** START AVAILABLE DATA **
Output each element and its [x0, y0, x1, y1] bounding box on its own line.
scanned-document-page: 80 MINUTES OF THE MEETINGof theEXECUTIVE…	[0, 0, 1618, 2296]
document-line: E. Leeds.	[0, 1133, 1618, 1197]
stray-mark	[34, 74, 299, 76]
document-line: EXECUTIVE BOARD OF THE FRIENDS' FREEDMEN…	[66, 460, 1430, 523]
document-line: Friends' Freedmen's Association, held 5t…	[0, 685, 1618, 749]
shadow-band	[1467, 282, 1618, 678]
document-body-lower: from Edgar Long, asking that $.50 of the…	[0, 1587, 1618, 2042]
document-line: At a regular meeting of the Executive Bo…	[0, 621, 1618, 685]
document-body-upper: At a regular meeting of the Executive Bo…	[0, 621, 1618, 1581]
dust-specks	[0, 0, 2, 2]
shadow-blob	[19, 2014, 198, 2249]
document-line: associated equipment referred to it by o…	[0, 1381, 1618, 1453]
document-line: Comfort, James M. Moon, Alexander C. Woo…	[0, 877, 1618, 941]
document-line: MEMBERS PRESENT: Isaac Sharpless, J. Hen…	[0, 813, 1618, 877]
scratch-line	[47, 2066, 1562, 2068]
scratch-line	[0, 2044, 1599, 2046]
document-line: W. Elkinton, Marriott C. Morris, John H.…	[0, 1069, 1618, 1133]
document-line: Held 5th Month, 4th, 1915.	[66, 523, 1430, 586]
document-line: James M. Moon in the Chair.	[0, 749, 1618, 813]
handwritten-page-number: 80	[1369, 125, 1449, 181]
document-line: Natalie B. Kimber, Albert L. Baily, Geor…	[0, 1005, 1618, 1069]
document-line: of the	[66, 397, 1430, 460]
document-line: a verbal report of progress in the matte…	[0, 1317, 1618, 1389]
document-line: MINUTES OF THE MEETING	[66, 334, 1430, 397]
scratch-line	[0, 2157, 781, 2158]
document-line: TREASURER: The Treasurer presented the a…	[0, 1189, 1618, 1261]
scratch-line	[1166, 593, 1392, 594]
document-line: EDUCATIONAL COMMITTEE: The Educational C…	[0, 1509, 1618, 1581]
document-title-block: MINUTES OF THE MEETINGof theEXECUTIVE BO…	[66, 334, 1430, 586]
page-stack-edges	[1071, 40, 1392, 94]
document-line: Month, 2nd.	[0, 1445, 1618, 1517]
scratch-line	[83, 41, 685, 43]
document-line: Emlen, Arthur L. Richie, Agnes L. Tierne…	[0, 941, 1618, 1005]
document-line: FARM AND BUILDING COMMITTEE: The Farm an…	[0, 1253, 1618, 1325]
** END AVAILABLE DATA **
Copy every line of the records above character for character, with no changes.

Output each element and its [x0, y0, x1, y1] bounding box on its own line.
scanned-document-page: 80 MINUTES OF THE MEETINGof theEXECUTIVE…	[0, 0, 1618, 2296]
document-line: E. Leeds.	[0, 1133, 1618, 1197]
stray-mark	[34, 74, 299, 76]
document-line: EXECUTIVE BOARD OF THE FRIENDS' FREEDMEN…	[66, 460, 1430, 523]
document-line: Friends' Freedmen's Association, held 5t…	[0, 685, 1618, 749]
shadow-band	[1467, 282, 1618, 678]
document-body-lower: from Edgar Long, asking that $.50 of the…	[0, 1587, 1618, 2042]
document-line: At a regular meeting of the Executive Bo…	[0, 621, 1618, 685]
document-body-upper: At a regular meeting of the Executive Bo…	[0, 621, 1618, 1581]
dust-specks	[0, 0, 2, 2]
shadow-blob	[19, 2014, 198, 2249]
document-line: associated equipment referred to it by o…	[0, 1381, 1618, 1453]
document-line: Comfort, James M. Moon, Alexander C. Woo…	[0, 877, 1618, 941]
document-line: MEMBERS PRESENT: Isaac Sharpless, J. Hen…	[0, 813, 1618, 877]
scratch-line	[47, 2066, 1562, 2068]
scratch-line	[0, 2044, 1599, 2046]
document-line: W. Elkinton, Marriott C. Morris, John H.…	[0, 1069, 1618, 1133]
document-line: Held 5th Month, 4th, 1915.	[66, 523, 1430, 586]
document-line: James M. Moon in the Chair.	[0, 749, 1618, 813]
handwritten-page-number: 80	[1369, 125, 1449, 181]
document-line: Natalie B. Kimber, Albert L. Baily, Geor…	[0, 1005, 1618, 1069]
document-line: of the	[66, 397, 1430, 460]
document-line: a verbal report of progress in the matte…	[0, 1317, 1618, 1389]
document-line: MINUTES OF THE MEETING	[66, 334, 1430, 397]
scratch-line	[0, 2157, 781, 2158]
document-line: TREASURER: The Treasurer presented the a…	[0, 1189, 1618, 1261]
scratch-line	[1166, 593, 1392, 594]
document-line: EDUCATIONAL COMMITTEE: The Educational C…	[0, 1509, 1618, 1581]
document-title-block: MINUTES OF THE MEETINGof theEXECUTIVE BO…	[66, 334, 1430, 586]
page-stack-edges	[1071, 40, 1392, 94]
document-line: Month, 2nd.	[0, 1445, 1618, 1517]
scratch-line	[83, 41, 685, 43]
document-line: Emlen, Arthur L. Richie, Agnes L. Tierne…	[0, 941, 1618, 1005]
document-line: FARM AND BUILDING COMMITTEE: The Farm an…	[0, 1253, 1618, 1325]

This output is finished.